→ Your goal
Format the items below, from the first line through the line containing "item-select[interactable]: 已选定的项目 ▼", as a Markdown table with the columns Row and Line. Give each line its row number and omit blank lines.

┌──

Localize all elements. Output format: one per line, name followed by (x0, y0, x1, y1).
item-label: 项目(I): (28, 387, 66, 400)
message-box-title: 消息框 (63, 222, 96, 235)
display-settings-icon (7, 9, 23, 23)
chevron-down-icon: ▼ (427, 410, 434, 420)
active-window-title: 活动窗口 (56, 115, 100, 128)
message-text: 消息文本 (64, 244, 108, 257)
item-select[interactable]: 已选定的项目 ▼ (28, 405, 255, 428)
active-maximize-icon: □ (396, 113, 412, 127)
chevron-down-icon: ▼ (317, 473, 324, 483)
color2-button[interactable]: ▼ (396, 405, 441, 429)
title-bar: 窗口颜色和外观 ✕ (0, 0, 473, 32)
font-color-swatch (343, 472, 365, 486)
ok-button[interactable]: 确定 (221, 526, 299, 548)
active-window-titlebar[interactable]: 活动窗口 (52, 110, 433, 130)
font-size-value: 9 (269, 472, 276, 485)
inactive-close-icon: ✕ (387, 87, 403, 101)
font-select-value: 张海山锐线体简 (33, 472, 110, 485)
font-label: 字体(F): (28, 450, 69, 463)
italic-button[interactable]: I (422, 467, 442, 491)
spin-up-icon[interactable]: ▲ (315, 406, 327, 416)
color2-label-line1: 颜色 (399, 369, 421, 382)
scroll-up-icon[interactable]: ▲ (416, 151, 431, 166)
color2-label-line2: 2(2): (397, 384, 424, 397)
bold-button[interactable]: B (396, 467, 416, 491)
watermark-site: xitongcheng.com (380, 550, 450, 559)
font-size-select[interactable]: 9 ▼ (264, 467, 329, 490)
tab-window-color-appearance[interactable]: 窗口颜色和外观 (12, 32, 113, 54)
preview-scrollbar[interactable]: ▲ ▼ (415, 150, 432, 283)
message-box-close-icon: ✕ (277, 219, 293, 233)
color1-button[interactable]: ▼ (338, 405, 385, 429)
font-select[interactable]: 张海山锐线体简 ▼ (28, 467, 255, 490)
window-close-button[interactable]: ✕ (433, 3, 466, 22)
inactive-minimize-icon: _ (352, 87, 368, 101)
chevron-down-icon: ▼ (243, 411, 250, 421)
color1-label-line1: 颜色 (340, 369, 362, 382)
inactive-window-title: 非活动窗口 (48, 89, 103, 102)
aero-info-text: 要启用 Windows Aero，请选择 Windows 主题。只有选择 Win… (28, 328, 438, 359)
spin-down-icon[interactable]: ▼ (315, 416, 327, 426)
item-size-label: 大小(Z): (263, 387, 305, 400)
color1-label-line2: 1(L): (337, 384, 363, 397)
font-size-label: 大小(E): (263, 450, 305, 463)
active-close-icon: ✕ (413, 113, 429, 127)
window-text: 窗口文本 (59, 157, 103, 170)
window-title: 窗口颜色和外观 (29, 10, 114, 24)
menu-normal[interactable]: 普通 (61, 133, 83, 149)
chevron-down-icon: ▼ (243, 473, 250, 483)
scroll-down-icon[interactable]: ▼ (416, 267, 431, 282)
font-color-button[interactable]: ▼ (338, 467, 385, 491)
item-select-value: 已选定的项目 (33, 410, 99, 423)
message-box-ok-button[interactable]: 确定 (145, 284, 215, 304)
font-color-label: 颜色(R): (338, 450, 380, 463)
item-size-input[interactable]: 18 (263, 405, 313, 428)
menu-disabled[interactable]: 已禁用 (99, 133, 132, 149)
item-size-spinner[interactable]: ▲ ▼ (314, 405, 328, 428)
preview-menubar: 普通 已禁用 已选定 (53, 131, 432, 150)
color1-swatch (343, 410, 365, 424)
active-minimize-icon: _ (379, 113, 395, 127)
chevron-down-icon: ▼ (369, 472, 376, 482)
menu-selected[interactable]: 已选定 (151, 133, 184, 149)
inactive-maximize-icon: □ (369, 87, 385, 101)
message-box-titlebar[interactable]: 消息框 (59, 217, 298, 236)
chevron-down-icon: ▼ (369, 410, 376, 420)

└──

→ Task response
| Row | Line |
|---|---|
| 1 | Localize all elements. Output format: one per line, name followed by (x0, y0, x1, y1). |
| 2 | item-label: 项目(I): (28, 387, 66, 400) |
| 3 | message-box-title: 消息框 (63, 222, 96, 235) |
| 4 | display-settings-icon (7, 9, 23, 23) |
| 5 | chevron-down-icon: ▼ (427, 410, 434, 420) |
| 6 | active-window-title: 活动窗口 (56, 115, 100, 128) |
| 7 | message-text: 消息文本 (64, 244, 108, 257) |
| 8 | item-select[interactable]: 已选定的项目 ▼ (28, 405, 255, 428) |